* _ESTRATTO DELLA PAGINA_:

APPRENDISTI STREGONI - Emerge anche un altro dettaglio inquietante: i ricercatori di Mozilla hanno chiesto alle Case automobilistiche se le informazioni personali archiviate nei computer di bordo delle automobili sono crittografate (informazione importante per la Cybersecurity) ma la maggior parte delle e-mail inviate non hanno avuto risposta. Chi ha risposto - Mercedes-Benz, Honda e Ford - non ha dato informazioni esaustive neanche alle domande di sicurezza più semplici. La reazione di Mercedes Benz a una serie di domande standard sulla privacy e sulla sicurezza è stata inoltre che non era possibile dare “risposte universali”: riservatezza o il fatto che forse nemmeno le aziende comprendono appieno il meccanismo che hanno creato?

* _INFORMAZIONI ESTRATTE_:
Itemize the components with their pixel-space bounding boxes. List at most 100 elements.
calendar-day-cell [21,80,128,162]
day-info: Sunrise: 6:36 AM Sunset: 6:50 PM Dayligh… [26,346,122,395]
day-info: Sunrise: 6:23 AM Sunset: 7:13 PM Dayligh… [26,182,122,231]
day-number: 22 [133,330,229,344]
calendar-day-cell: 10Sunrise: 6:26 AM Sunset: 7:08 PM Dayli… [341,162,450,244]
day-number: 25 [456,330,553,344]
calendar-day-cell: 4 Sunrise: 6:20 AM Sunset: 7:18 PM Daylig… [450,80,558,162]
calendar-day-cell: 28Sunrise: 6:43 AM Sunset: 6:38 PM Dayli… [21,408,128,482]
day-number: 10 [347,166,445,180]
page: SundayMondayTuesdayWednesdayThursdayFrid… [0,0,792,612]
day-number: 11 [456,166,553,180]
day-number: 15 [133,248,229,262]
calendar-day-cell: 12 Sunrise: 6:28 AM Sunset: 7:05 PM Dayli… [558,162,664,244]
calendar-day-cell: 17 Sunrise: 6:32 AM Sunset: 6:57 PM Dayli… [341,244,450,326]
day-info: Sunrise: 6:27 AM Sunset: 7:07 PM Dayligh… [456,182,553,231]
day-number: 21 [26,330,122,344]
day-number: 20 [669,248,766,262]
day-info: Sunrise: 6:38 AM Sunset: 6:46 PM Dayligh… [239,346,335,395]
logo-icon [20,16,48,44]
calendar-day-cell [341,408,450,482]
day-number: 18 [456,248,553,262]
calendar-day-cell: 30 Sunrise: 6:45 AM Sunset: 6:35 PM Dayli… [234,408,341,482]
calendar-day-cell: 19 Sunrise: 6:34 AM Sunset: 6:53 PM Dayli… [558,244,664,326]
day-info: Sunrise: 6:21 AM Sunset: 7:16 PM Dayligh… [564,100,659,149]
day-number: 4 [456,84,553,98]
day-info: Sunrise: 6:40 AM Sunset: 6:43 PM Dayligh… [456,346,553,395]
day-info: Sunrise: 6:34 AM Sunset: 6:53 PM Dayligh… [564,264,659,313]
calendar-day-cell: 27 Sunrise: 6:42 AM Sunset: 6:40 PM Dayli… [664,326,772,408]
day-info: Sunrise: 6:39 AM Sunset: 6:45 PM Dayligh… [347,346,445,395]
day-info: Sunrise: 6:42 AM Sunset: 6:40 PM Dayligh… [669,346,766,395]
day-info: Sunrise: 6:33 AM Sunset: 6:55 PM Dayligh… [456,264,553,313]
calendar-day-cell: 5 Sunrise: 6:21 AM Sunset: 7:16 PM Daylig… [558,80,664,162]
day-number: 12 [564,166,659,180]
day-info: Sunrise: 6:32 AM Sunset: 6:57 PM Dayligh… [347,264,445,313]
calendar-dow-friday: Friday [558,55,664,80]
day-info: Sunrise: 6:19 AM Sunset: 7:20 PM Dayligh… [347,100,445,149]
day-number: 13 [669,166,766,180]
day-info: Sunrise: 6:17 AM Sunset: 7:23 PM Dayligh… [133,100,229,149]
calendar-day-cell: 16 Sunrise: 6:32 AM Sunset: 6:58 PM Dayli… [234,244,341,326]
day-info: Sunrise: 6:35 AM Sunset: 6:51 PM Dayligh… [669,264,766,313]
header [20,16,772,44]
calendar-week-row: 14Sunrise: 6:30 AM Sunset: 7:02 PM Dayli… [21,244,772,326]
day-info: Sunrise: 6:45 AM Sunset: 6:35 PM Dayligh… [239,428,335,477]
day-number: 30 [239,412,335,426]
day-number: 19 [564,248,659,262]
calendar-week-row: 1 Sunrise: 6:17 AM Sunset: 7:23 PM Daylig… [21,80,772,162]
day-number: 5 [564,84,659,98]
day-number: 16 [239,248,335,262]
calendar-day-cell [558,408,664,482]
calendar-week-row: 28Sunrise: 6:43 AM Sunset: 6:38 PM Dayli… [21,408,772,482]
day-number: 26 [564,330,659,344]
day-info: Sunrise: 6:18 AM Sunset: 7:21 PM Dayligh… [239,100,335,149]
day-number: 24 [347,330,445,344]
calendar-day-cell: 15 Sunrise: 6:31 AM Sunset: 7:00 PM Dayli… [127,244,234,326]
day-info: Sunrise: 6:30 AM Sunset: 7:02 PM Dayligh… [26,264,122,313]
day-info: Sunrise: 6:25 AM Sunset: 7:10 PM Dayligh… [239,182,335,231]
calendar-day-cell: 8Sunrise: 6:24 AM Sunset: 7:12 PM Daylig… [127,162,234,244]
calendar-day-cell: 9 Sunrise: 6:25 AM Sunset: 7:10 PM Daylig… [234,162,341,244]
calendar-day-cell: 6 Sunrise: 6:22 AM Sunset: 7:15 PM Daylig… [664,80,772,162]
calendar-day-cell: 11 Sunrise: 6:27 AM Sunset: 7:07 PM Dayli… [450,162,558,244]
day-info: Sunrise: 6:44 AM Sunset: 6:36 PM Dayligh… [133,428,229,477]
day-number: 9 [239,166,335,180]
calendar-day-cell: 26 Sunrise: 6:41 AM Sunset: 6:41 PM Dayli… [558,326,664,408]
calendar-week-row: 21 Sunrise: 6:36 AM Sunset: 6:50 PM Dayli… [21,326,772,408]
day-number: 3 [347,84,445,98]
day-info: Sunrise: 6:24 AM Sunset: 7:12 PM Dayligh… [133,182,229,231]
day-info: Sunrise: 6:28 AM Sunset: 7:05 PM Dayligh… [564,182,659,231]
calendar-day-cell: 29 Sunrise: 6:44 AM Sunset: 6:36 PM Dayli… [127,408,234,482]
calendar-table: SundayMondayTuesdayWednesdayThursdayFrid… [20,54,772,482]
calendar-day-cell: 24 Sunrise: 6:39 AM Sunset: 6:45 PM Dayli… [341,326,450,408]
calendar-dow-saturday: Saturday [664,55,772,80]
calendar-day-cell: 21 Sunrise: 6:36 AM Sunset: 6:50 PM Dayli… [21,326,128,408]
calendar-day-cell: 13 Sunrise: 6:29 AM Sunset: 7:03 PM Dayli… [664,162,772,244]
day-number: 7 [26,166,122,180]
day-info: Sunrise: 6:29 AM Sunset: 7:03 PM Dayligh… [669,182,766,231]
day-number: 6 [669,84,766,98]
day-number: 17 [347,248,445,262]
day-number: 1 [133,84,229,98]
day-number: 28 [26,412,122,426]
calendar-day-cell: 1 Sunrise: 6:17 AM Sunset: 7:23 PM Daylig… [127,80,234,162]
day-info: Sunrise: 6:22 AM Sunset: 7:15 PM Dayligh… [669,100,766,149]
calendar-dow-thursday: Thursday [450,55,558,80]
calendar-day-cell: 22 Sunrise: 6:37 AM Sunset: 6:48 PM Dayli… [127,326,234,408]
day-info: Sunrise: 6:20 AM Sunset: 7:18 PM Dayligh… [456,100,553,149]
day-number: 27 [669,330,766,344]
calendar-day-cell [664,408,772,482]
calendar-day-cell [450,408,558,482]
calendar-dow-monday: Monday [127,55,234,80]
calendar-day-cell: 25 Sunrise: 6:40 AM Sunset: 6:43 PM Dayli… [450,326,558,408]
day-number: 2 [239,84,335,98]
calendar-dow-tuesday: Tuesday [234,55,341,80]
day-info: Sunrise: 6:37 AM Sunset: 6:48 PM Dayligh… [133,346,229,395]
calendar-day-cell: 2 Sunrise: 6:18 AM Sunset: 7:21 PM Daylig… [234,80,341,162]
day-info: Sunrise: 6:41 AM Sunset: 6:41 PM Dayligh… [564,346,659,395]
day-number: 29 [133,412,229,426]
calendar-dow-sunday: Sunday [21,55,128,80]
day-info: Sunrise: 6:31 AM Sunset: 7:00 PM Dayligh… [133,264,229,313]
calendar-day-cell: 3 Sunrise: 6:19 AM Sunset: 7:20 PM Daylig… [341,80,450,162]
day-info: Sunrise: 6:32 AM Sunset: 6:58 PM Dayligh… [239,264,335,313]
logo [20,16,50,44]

* _CONSEGNA_: Riscrivi il passo dell'estratto compreso tra "APPRENDISTI STREGONI - Emerge" e "che hanno creato?", estremi inclusi, scambiando "crittografate" con "cifrate".

* _SPAZIO RISPOSTA_:
APPRENDISTI STREGONI - Emerge anche un altro dettaglio inquietante: i ricercatori di Mozilla hanno chiesto alle Case automobilistiche se le informazioni personali archiviate nei computer di bordo delle automobili sono cifrate (informazione importante per la Cybersecurity) ma la maggior parte delle e-mail inviate non hanno avuto risposta. Chi ha risposto - Mercedes-Benz, Honda e Ford - non ha dato informazioni esaustive neanche alle domande di sicurezza più semplici. La reazione di Mercedes Benz a una serie di domande standard sulla privacy e sulla sicurezza è stata inoltre che non era possibile dare “risposte universali”: riservatezza o il fatto che forse nemmeno le aziende comprendono appieno il meccanismo che hanno creato?